• Zadania do wykonania
**a)** Kto w tekście o meczu futsalu FC Toruń podsumował spotkanie słowami „Mecz zwrotów akcji”?
**b)** Przedstaw w formie krótkiej listy akapit tekstu o meczu futsalu zaczynający się od słów „Zaczęło się dla torunian dobrze”, zachowując jego najważniejsze fakty.

• Tekst dokumentu
<<<<

Mecz zwrotów akcji

15.12.17Utworzono
/uploads/assets/634/mik.jpg
Z 1:3 do 6:3, czyli z piekła do nieba trafili dziś futsaliści FC Toruń. Przegrywali z LEX Kancelarią Słomniki, ale ostatnie 11 minut należało do nich. - Mecz zwrotów akcji - podsumował trener gości Łukasz Żebrowski.

Zaczęło się dla torunian dobrze, w 3 minucie objęli prowadzenie, ale gospodarze jeszcze do przerwy strzelili dwa gole i prowadzili. W 21 minucie Marcin Czech podał do Sebastiana Leszczaka, a ten podwyższył na 3:1.

 

Ale potem nastąpiło 11 minut, które wstrząsnęły LEX Kancelarią.

 

Najpierw z rzutu karnego Krzysztof Elsner, potem trafił rzadko zawodny Marcin Mikołajewicz i był remis. Toruńskie tornado trwało nadal i goście strzelili jeszcze trzy gole!

>>>>

• Zawartość zbioru danych
<<<<

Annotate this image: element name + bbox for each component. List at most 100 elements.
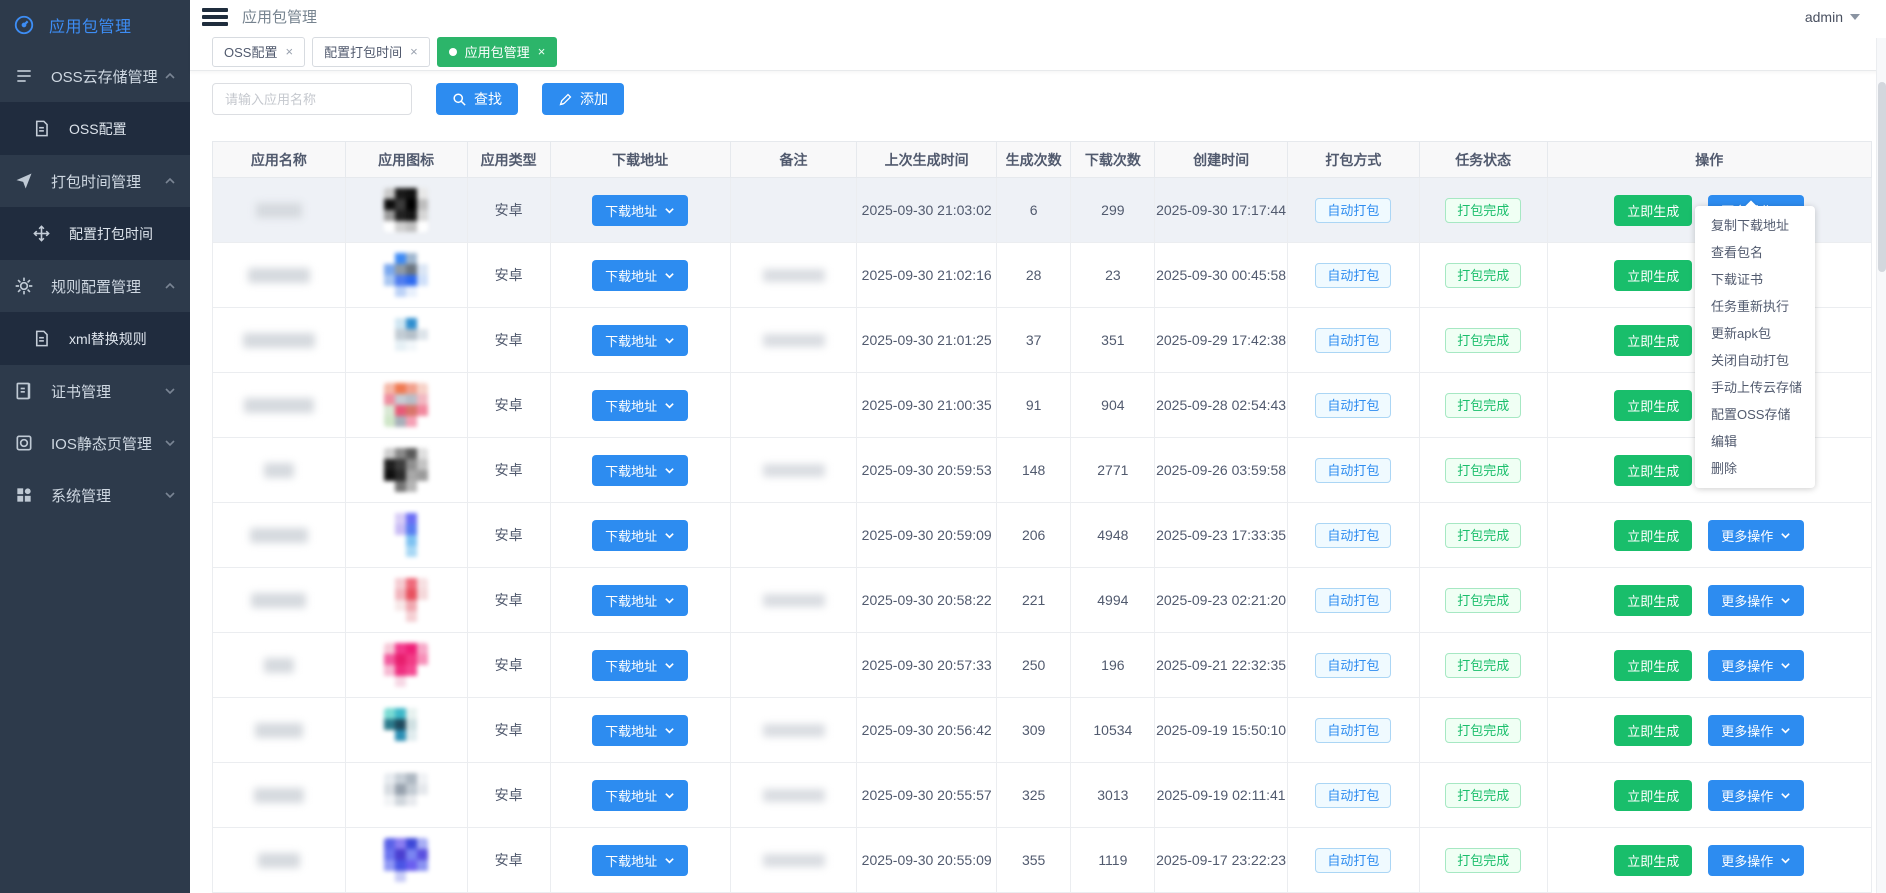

>>>>

• Odpowiedzi do zadań
**a)** Trener gości, Łukasz Żebrowski.

**b)**
- W 3. minucie torunianie objęli prowadzenie.
- Gospodarze jeszcze przed przerwą strzelili dwa gole i prowadzili.
- W 21. minucie Marcin Czech podał do Sebastiana Leszczaka, który podwyższył na 3:1.